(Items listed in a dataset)
— Begin —

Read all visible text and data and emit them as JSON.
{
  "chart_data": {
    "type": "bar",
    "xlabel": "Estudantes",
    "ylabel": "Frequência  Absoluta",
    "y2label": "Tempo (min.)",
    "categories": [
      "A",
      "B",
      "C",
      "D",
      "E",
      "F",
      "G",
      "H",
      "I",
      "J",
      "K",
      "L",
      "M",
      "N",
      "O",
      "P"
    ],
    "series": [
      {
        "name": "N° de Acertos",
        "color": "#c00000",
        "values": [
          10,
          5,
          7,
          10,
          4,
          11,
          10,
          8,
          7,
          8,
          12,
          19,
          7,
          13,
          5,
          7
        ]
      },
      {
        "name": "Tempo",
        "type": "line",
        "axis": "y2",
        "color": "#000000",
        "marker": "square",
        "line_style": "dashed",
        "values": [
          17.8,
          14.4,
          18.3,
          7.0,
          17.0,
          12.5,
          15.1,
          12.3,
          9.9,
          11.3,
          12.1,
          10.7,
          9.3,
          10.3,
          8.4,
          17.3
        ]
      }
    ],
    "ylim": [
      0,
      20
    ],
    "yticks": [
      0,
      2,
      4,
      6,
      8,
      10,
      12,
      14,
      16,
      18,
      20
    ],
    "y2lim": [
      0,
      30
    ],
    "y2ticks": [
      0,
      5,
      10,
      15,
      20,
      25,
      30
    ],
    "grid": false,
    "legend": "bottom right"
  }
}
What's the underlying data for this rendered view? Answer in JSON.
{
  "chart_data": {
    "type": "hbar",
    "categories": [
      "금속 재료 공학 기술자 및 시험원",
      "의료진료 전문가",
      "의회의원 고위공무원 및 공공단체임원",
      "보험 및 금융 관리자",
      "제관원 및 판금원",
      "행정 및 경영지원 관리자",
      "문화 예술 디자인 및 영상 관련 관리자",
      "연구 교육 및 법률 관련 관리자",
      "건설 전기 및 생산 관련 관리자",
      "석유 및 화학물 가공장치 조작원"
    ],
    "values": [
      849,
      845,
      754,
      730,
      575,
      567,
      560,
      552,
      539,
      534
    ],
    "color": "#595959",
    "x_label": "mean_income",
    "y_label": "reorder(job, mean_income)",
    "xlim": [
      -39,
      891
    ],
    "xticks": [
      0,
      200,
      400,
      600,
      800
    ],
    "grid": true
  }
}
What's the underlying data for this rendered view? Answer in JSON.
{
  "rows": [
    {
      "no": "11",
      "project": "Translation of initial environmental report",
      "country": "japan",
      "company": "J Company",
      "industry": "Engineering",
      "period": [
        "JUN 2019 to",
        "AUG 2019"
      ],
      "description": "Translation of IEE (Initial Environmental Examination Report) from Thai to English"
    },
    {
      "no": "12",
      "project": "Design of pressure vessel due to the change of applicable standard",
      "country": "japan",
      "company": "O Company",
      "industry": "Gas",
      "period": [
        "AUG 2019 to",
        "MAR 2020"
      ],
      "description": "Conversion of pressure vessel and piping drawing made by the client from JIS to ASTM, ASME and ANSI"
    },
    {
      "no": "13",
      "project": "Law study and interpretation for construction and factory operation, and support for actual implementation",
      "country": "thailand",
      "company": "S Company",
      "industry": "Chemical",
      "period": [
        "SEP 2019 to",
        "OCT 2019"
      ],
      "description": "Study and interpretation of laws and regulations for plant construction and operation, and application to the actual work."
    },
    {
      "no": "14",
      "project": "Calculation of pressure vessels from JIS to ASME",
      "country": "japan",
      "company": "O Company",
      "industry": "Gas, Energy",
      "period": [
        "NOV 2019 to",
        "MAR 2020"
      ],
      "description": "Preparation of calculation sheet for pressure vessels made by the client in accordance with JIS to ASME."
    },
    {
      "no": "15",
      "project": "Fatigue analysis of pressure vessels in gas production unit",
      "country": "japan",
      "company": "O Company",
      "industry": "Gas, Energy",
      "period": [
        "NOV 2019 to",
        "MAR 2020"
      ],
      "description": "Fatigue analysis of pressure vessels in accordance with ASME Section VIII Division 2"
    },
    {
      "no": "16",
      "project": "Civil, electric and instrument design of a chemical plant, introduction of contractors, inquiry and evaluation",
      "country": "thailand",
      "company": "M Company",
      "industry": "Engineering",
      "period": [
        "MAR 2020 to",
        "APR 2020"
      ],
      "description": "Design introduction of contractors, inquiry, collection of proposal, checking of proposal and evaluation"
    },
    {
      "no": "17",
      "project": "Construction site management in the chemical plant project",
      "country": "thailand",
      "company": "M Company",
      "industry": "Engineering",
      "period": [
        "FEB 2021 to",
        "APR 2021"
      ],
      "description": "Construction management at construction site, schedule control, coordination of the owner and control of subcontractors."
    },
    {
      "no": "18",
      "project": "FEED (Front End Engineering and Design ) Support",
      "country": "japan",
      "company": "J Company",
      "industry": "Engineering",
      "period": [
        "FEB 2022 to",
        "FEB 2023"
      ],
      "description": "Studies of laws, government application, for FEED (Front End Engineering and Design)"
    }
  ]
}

— End —

◆ **Short problem**: Repeat the material above exactly.

◆ **Result for this exercise**:
Read all visible text and data and emit them as JSON.
{
  "chart_data": {
    "type": "bar",
    "xlabel": "Estudantes",
    "ylabel": "Frequência  Absoluta",
    "y2label": "Tempo (min.)",
    "categories": [
      "A",
      "B",
      "C",
      "D",
      "E",
      "F",
      "G",
      "H",
      "I",
      "J",
      "K",
      "L",
      "M",
      "N",
      "O",
      "P"
    ],
    "series": [
      {
        "name": "N° de Acertos",
        "color": "#c00000",
        "values": [
          10,
          5,
          7,
          10,
          4,
          11,
          10,
          8,
          7,
          8,
          12,
          19,
          7,
          13,
          5,
          7
        ]
      },
      {
        "name": "Tempo",
        "type": "line",
        "axis": "y2",
        "color": "#000000",
        "marker": "square",
        "line_style": "dashed",
        "values": [
          17.8,
          14.4,
          18.3,
          7.0,
          17.0,
          12.5,
          15.1,
          12.3,
          9.9,
          11.3,
          12.1,
          10.7,
          9.3,
          10.3,
          8.4,
          17.3
        ]
      }
    ],
    "ylim": [
      0,
      20
    ],
    "yticks": [
      0,
      2,
      4,
      6,
      8,
      10,
      12,
      14,
      16,
      18,
      20
    ],
    "y2lim": [
      0,
      30
    ],
    "y2ticks": [
      0,
      5,
      10,
      15,
      20,
      25,
      30
    ],
    "grid": false,
    "legend": "bottom right"
  }
}
What's the underlying data for this rendered view? Answer in JSON.
{
  "chart_data": {
    "type": "hbar",
    "categories": [
      "금속 재료 공학 기술자 및 시험원",
      "의료진료 전문가",
      "의회의원 고위공무원 및 공공단체임원",
      "보험 및 금융 관리자",
      "제관원 및 판금원",
      "행정 및 경영지원 관리자",
      "문화 예술 디자인 및 영상 관련 관리자",
      "연구 교육 및 법률 관련 관리자",
      "건설 전기 및 생산 관련 관리자",
      "석유 및 화학물 가공장치 조작원"
    ],
    "values": [
      849,
      845,
      754,
      730,
      575,
      567,
      560,
      552,
      539,
      534
    ],
    "color": "#595959",
    "x_label": "mean_income",
    "y_label": "reorder(job, mean_income)",
    "xlim": [
      -39,
      891
    ],
    "xticks": [
      0,
      200,
      400,
      600,
      800
    ],
    "grid": true
  }
}
What's the underlying data for this rendered view? Answer in JSON.
{
  "rows": [
    {
      "no": "11",
      "project": "Translation of initial environmental report",
      "country": "japan",
      "company": "J Company",
      "industry": "Engineering",
      "period": [
        "JUN 2019 to",
        "AUG 2019"
      ],
      "description": "Translation of IEE (Initial Environmental Examination Report) from Thai to English"
    },
    {
      "no": "12",
      "project": "Design of pressure vessel due to the change of applicable standard",
      "country": "japan",
      "company": "O Company",
      "industry": "Gas",
      "period": [
        "AUG 2019 to",
        "MAR 2020"
      ],
      "description": "Conversion of pressure vessel and piping drawing made by the client from JIS to ASTM, ASME and ANSI"
    },
    {
      "no": "13",
      "project": "Law study and interpretation for construction and factory operation, and support for actual implementation",
      "country": "thailand",
      "company": "S Company",
      "industry": "Chemical",
      "period": [
        "SEP 2019 to",
        "OCT 2019"
      ],
      "description": "Study and interpretation of laws and regulations for plant construction and operation, and application to the actual work."
    },
    {
      "no": "14",
      "project": "Calculation of pressure vessels from JIS to ASME",
      "country": "japan",
      "company": "O Company",
      "industry": "Gas, Energy",
      "period": [
        "NOV 2019 to",
        "MAR 2020"
      ],
      "description": "Preparation of calculation sheet for pressure vessels made by the client in accordance with JIS to ASME."
    },
    {
      "no": "15",
      "project": "Fatigue analysis of pressure vessels in gas production unit",
      "country": "japan",
      "company": "O Company",
      "industry": "Gas, Energy",
      "period": [
        "NOV 2019 to",
        "MAR 2020"
      ],
      "description": "Fatigue analysis of pressure vessels in accordance with ASME Section VIII Division 2"
    },
    {
      "no": "16",
      "project": "Civil, electric and instrument design of a chemical plant, introduction of contractors, inquiry and evaluation",
      "country": "thailand",
      "company": "M Company",
      "industry": "Engineering",
      "period": [
        "MAR 2020 to",
        "APR 2020"
      ],
      "description": "Design introduction of contractors, inquiry, collection of proposal, checking of proposal and evaluation"
    },
    {
      "no": "17",
      "project": "Construction site management in the chemical plant project",
      "country": "thailand",
      "company": "M Company",
      "industry": "Engineering",
      "period": [
        "FEB 2021 to",
        "APR 2021"
      ],
      "description": "Construction management at construction site, schedule control, coordination of the owner and control of subcontractors."
    },
    {
      "no": "18",
      "project": "FEED (Front End Engineering and Design ) Support",
      "country": "japan",
      "company": "J Company",
      "industry": "Engineering",
      "period": [
        "FEB 2022 to",
        "FEB 2023"
      ],
      "description": "Studies of laws, government application, for FEED (Front End Engineering and Design)"
    }
  ]
}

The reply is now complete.